*Task details*
Reproduce the listing below word for word, with no pictures.

*Provided data*
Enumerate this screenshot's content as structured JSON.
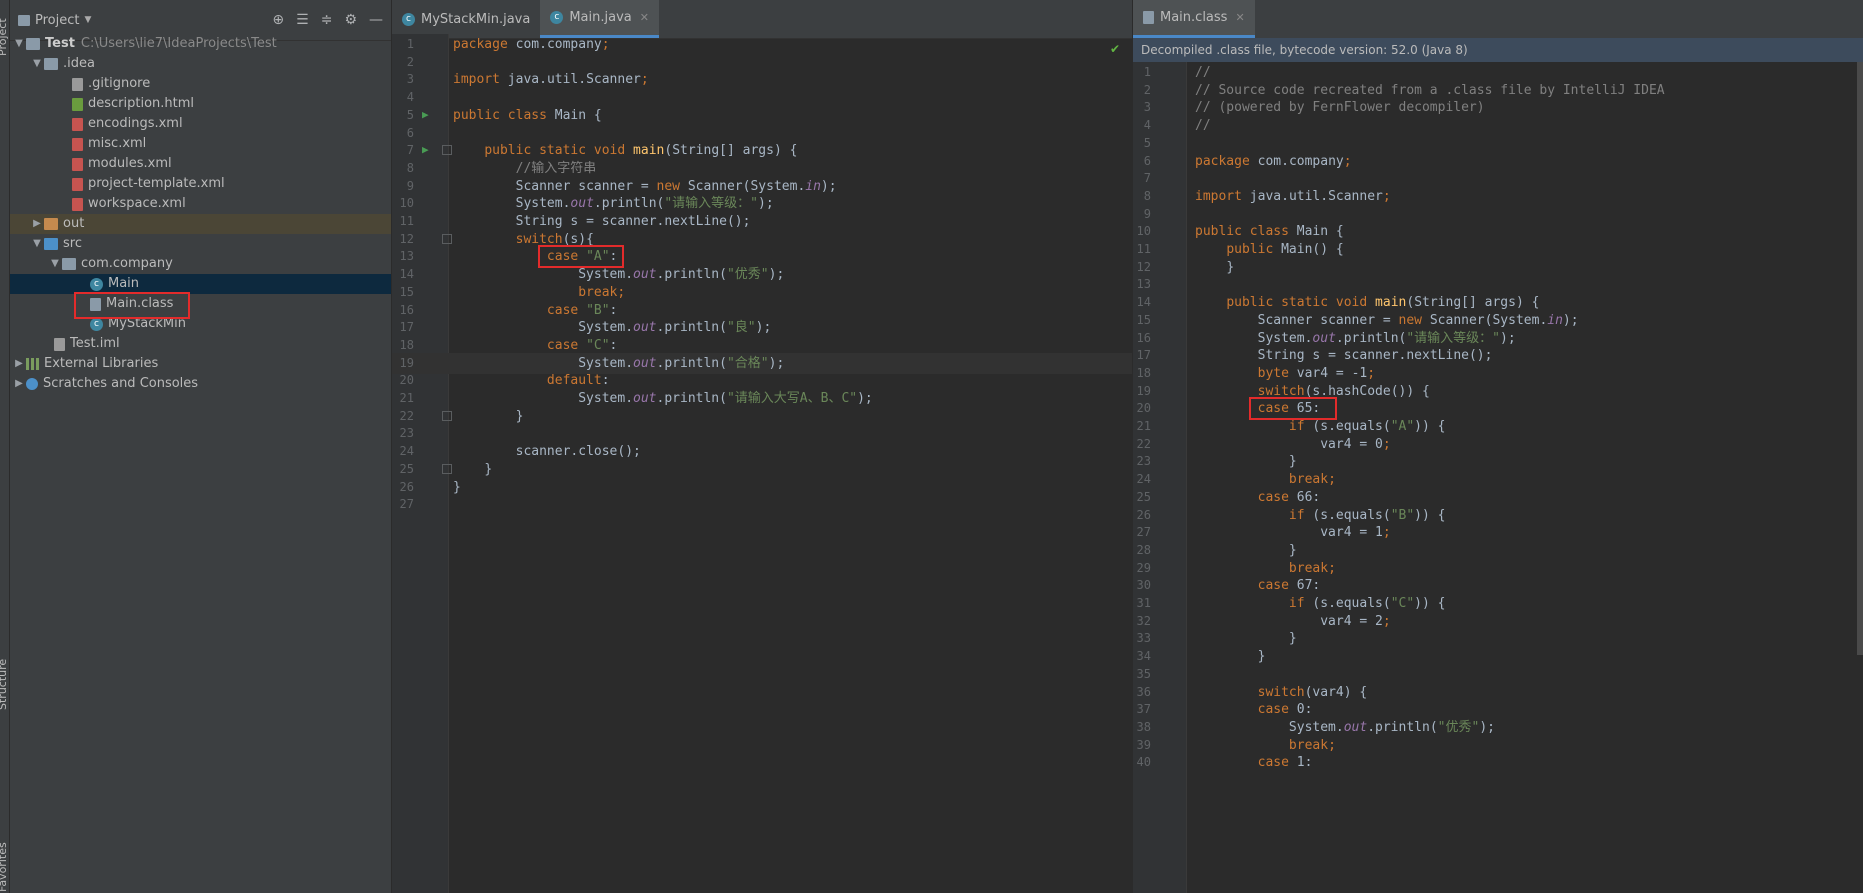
{
  "sidebar_stripe": {
    "top_label": "Project",
    "bottom_label_1": "Structure",
    "bottom_label_2": "Favorites"
  },
  "project_panel": {
    "title": "Project",
    "tree": [
      {
        "label": "Test",
        "path": "C:\\Users\\lie7\\IdeaProjects\\Test",
        "icon": "folder-icon"
      },
      {
        "label": ".idea",
        "icon": "folder-icon"
      },
      {
        "label": ".gitignore",
        "icon": "file-icon"
      },
      {
        "label": "description.html",
        "icon": "html-file-icon"
      },
      {
        "label": "encodings.xml",
        "icon": "xml-file-icon"
      },
      {
        "label": "misc.xml",
        "icon": "xml-file-icon"
      },
      {
        "label": "modules.xml",
        "icon": "xml-file-icon"
      },
      {
        "label": "project-template.xml",
        "icon": "xml-file-icon"
      },
      {
        "label": "workspace.xml",
        "icon": "xml-file-icon"
      },
      {
        "label": "out",
        "icon": "folder-icon"
      },
      {
        "label": "src",
        "icon": "folder-icon"
      },
      {
        "label": "com.company",
        "icon": "package-icon"
      },
      {
        "label": "Main",
        "icon": "class-icon"
      },
      {
        "label": "Main.class",
        "icon": "class-file-icon"
      },
      {
        "label": "MyStackMin",
        "icon": "class-icon"
      },
      {
        "label": "Test.iml",
        "icon": "iml-file-icon"
      },
      {
        "label": "External Libraries",
        "icon": "libraries-icon"
      },
      {
        "label": "Scratches and Consoles",
        "icon": "scratches-icon"
      }
    ]
  },
  "left_tabs": [
    {
      "label": "MyStackMin.java"
    },
    {
      "label": "Main.java"
    }
  ],
  "right_tabs": [
    {
      "label": "Main.class"
    }
  ],
  "left_editor": {
    "lines": [
      {
        "n": "1",
        "c": "package com.company;"
      },
      {
        "n": "2",
        "c": ""
      },
      {
        "n": "3",
        "c": "import java.util.Scanner;"
      },
      {
        "n": "4",
        "c": ""
      },
      {
        "n": "5",
        "c": "public class Main {"
      },
      {
        "n": "6",
        "c": ""
      },
      {
        "n": "7",
        "c": "    public static void main(String[] args) {"
      },
      {
        "n": "8",
        "c": "        //输入字符串"
      },
      {
        "n": "9",
        "c": "        Scanner scanner = new Scanner(System.in);"
      },
      {
        "n": "10",
        "c": "        System.out.println(\"请输入等级：\");"
      },
      {
        "n": "11",
        "c": "        String s = scanner.nextLine();"
      },
      {
        "n": "12",
        "c": "        switch(s){"
      },
      {
        "n": "13",
        "c": "            case \"A\":"
      },
      {
        "n": "14",
        "c": "                System.out.println(\"优秀\");"
      },
      {
        "n": "15",
        "c": "                break;"
      },
      {
        "n": "16",
        "c": "            case \"B\":"
      },
      {
        "n": "17",
        "c": "                System.out.println(\"良\");"
      },
      {
        "n": "18",
        "c": "            case \"C\":"
      },
      {
        "n": "19",
        "c": "                System.out.println(\"合格\");"
      },
      {
        "n": "20",
        "c": "            default:"
      },
      {
        "n": "21",
        "c": "                System.out.println(\"请输入大写A、B、C\");"
      },
      {
        "n": "22",
        "c": "        }"
      },
      {
        "n": "23",
        "c": ""
      },
      {
        "n": "24",
        "c": "        scanner.close();"
      },
      {
        "n": "25",
        "c": "    }"
      },
      {
        "n": "26",
        "c": "}"
      },
      {
        "n": "27",
        "c": ""
      }
    ]
  },
  "decompiled_banner": "Decompiled .class file, bytecode version: 52.0 (Java 8)",
  "right_editor": {
    "lines": [
      {
        "n": "1",
        "c": "//"
      },
      {
        "n": "2",
        "c": "// Source code recreated from a .class file by IntelliJ IDEA"
      },
      {
        "n": "3",
        "c": "// (powered by FernFlower decompiler)"
      },
      {
        "n": "4",
        "c": "//"
      },
      {
        "n": "5",
        "c": ""
      },
      {
        "n": "6",
        "c": "package com.company;"
      },
      {
        "n": "7",
        "c": ""
      },
      {
        "n": "8",
        "c": "import java.util.Scanner;"
      },
      {
        "n": "9",
        "c": ""
      },
      {
        "n": "10",
        "c": "public class Main {"
      },
      {
        "n": "11",
        "c": "    public Main() {"
      },
      {
        "n": "12",
        "c": "    }"
      },
      {
        "n": "13",
        "c": ""
      },
      {
        "n": "14",
        "c": "    public static void main(String[] args) {"
      },
      {
        "n": "15",
        "c": "        Scanner scanner = new Scanner(System.in);"
      },
      {
        "n": "16",
        "c": "        System.out.println(\"请输入等级：\");"
      },
      {
        "n": "17",
        "c": "        String s = scanner.nextLine();"
      },
      {
        "n": "18",
        "c": "        byte var4 = -1;"
      },
      {
        "n": "19",
        "c": "        switch(s.hashCode()) {"
      },
      {
        "n": "20",
        "c": "        case 65:"
      },
      {
        "n": "21",
        "c": "            if (s.equals(\"A\")) {"
      },
      {
        "n": "22",
        "c": "                var4 = 0;"
      },
      {
        "n": "23",
        "c": "            }"
      },
      {
        "n": "24",
        "c": "            break;"
      },
      {
        "n": "25",
        "c": "        case 66:"
      },
      {
        "n": "26",
        "c": "            if (s.equals(\"B\")) {"
      },
      {
        "n": "27",
        "c": "                var4 = 1;"
      },
      {
        "n": "28",
        "c": "            }"
      },
      {
        "n": "29",
        "c": "            break;"
      },
      {
        "n": "30",
        "c": "        case 67:"
      },
      {
        "n": "31",
        "c": "            if (s.equals(\"C\")) {"
      },
      {
        "n": "32",
        "c": "                var4 = 2;"
      },
      {
        "n": "33",
        "c": "            }"
      },
      {
        "n": "34",
        "c": "        }"
      },
      {
        "n": "35",
        "c": ""
      },
      {
        "n": "36",
        "c": "        switch(var4) {"
      },
      {
        "n": "37",
        "c": "        case 0:"
      },
      {
        "n": "38",
        "c": "            System.out.println(\"优秀\");"
      },
      {
        "n": "39",
        "c": "            break;"
      },
      {
        "n": "40",
        "c": "        case 1:"
      }
    ]
  },
  "colors": {
    "keyword": "#cc7832",
    "string": "#6a8759",
    "comment": "#808080",
    "static_field": "#9876aa",
    "highlight_box": "#e32b2b",
    "selection": "#0d293e"
  }
}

*Answer to the exercise*
Enumerate this screenshot's content as structured JSON.
{
  "sidebar_stripe": {
    "top_label": "Project",
    "bottom_label_1": "Structure",
    "bottom_label_2": "Favorites"
  },
  "project_panel": {
    "title": "Project",
    "tree": [
      {
        "label": "Test",
        "path": "C:\\Users\\lie7\\IdeaProjects\\Test",
        "icon": "folder-icon"
      },
      {
        "label": ".idea",
        "icon": "folder-icon"
      },
      {
        "label": ".gitignore",
        "icon": "file-icon"
      },
      {
        "label": "description.html",
        "icon": "html-file-icon"
      },
      {
        "label": "encodings.xml",
        "icon": "xml-file-icon"
      },
      {
        "label": "misc.xml",
        "icon": "xml-file-icon"
      },
      {
        "label": "modules.xml",
        "icon": "xml-file-icon"
      },
      {
        "label": "project-template.xml",
        "icon": "xml-file-icon"
      },
      {
        "label": "workspace.xml",
        "icon": "xml-file-icon"
      },
      {
        "label": "out",
        "icon": "folder-icon"
      },
      {
        "label": "src",
        "icon": "folder-icon"
      },
      {
        "label": "com.company",
        "icon": "package-icon"
      },
      {
        "label": "Main",
        "icon": "class-icon"
      },
      {
        "label": "Main.class",
        "icon": "class-file-icon"
      },
      {
        "label": "MyStackMin",
        "icon": "class-icon"
      },
      {
        "label": "Test.iml",
        "icon": "iml-file-icon"
      },
      {
        "label": "External Libraries",
        "icon": "libraries-icon"
      },
      {
        "label": "Scratches and Consoles",
        "icon": "scratches-icon"
      }
    ]
  },
  "left_tabs": [
    {
      "label": "MyStackMin.java"
    },
    {
      "label": "Main.java"
    }
  ],
  "right_tabs": [
    {
      "label": "Main.class"
    }
  ],
  "left_editor": {
    "lines": [
      {
        "n": "1",
        "c": "package com.company;"
      },
      {
        "n": "2",
        "c": ""
      },
      {
        "n": "3",
        "c": "import java.util.Scanner;"
      },
      {
        "n": "4",
        "c": ""
      },
      {
        "n": "5",
        "c": "public class Main {"
      },
      {
        "n": "6",
        "c": ""
      },
      {
        "n": "7",
        "c": "    public static void main(String[] args) {"
      },
      {
        "n": "8",
        "c": "        //输入字符串"
      },
      {
        "n": "9",
        "c": "        Scanner scanner = new Scanner(System.in);"
      },
      {
        "n": "10",
        "c": "        System.out.println(\"请输入等级：\");"
      },
      {
        "n": "11",
        "c": "        String s = scanner.nextLine();"
      },
      {
        "n": "12",
        "c": "        switch(s){"
      },
      {
        "n": "13",
        "c": "            case \"A\":"
      },
      {
        "n": "14",
        "c": "                System.out.println(\"优秀\");"
      },
      {
        "n": "15",
        "c": "                break;"
      },
      {
        "n": "16",
        "c": "            case \"B\":"
      },
      {
        "n": "17",
        "c": "                System.out.println(\"良\");"
      },
      {
        "n": "18",
        "c": "            case \"C\":"
      },
      {
        "n": "19",
        "c": "                System.out.println(\"合格\");"
      },
      {
        "n": "20",
        "c": "            default:"
      },
      {
        "n": "21",
        "c": "                System.out.println(\"请输入大写A、B、C\");"
      },
      {
        "n": "22",
        "c": "        }"
      },
      {
        "n": "23",
        "c": ""
      },
      {
        "n": "24",
        "c": "        scanner.close();"
      },
      {
        "n": "25",
        "c": "    }"
      },
      {
        "n": "26",
        "c": "}"
      },
      {
        "n": "27",
        "c": ""
      }
    ]
  },
  "decompiled_banner": "Decompiled .class file, bytecode version: 52.0 (Java 8)",
  "right_editor": {
    "lines": [
      {
        "n": "1",
        "c": "//"
      },
      {
        "n": "2",
        "c": "// Source code recreated from a .class file by IntelliJ IDEA"
      },
      {
        "n": "3",
        "c": "// (powered by FernFlower decompiler)"
      },
      {
        "n": "4",
        "c": "//"
      },
      {
        "n": "5",
        "c": ""
      },
      {
        "n": "6",
        "c": "package com.company;"
      },
      {
        "n": "7",
        "c": ""
      },
      {
        "n": "8",
        "c": "import java.util.Scanner;"
      },
      {
        "n": "9",
        "c": ""
      },
      {
        "n": "10",
        "c": "public class Main {"
      },
      {
        "n": "11",
        "c": "    public Main() {"
      },
      {
        "n": "12",
        "c": "    }"
      },
      {
        "n": "13",
        "c": ""
      },
      {
        "n": "14",
        "c": "    public static void main(String[] args) {"
      },
      {
        "n": "15",
        "c": "        Scanner scanner = new Scanner(System.in);"
      },
      {
        "n": "16",
        "c": "        System.out.println(\"请输入等级：\");"
      },
      {
        "n": "17",
        "c": "        String s = scanner.nextLine();"
      },
      {
        "n": "18",
        "c": "        byte var4 = -1;"
      },
      {
        "n": "19",
        "c": "        switch(s.hashCode()) {"
      },
      {
        "n": "20",
        "c": "        case 65:"
      },
      {
        "n": "21",
        "c": "            if (s.equals(\"A\")) {"
      },
      {
        "n": "22",
        "c": "                var4 = 0;"
      },
      {
        "n": "23",
        "c": "            }"
      },
      {
        "n": "24",
        "c": "            break;"
      },
      {
        "n": "25",
        "c": "        case 66:"
      },
      {
        "n": "26",
        "c": "            if (s.equals(\"B\")) {"
      },
      {
        "n": "27",
        "c": "                var4 = 1;"
      },
      {
        "n": "28",
        "c": "            }"
      },
      {
        "n": "29",
        "c": "            break;"
      },
      {
        "n": "30",
        "c": "        case 67:"
      },
      {
        "n": "31",
        "c": "            if (s.equals(\"C\")) {"
      },
      {
        "n": "32",
        "c": "                var4 = 2;"
      },
      {
        "n": "33",
        "c": "            }"
      },
      {
        "n": "34",
        "c": "        }"
      },
      {
        "n": "35",
        "c": ""
      },
      {
        "n": "36",
        "c": "        switch(var4) {"
      },
      {
        "n": "37",
        "c": "        case 0:"
      },
      {
        "n": "38",
        "c": "            System.out.println(\"优秀\");"
      },
      {
        "n": "39",
        "c": "            break;"
      },
      {
        "n": "40",
        "c": "        case 1:"
      }
    ]
  },
  "colors": {
    "keyword": "#cc7832",
    "string": "#6a8759",
    "comment": "#808080",
    "static_field": "#9876aa",
    "highlight_box": "#e32b2b",
    "selection": "#0d293e"
  }
}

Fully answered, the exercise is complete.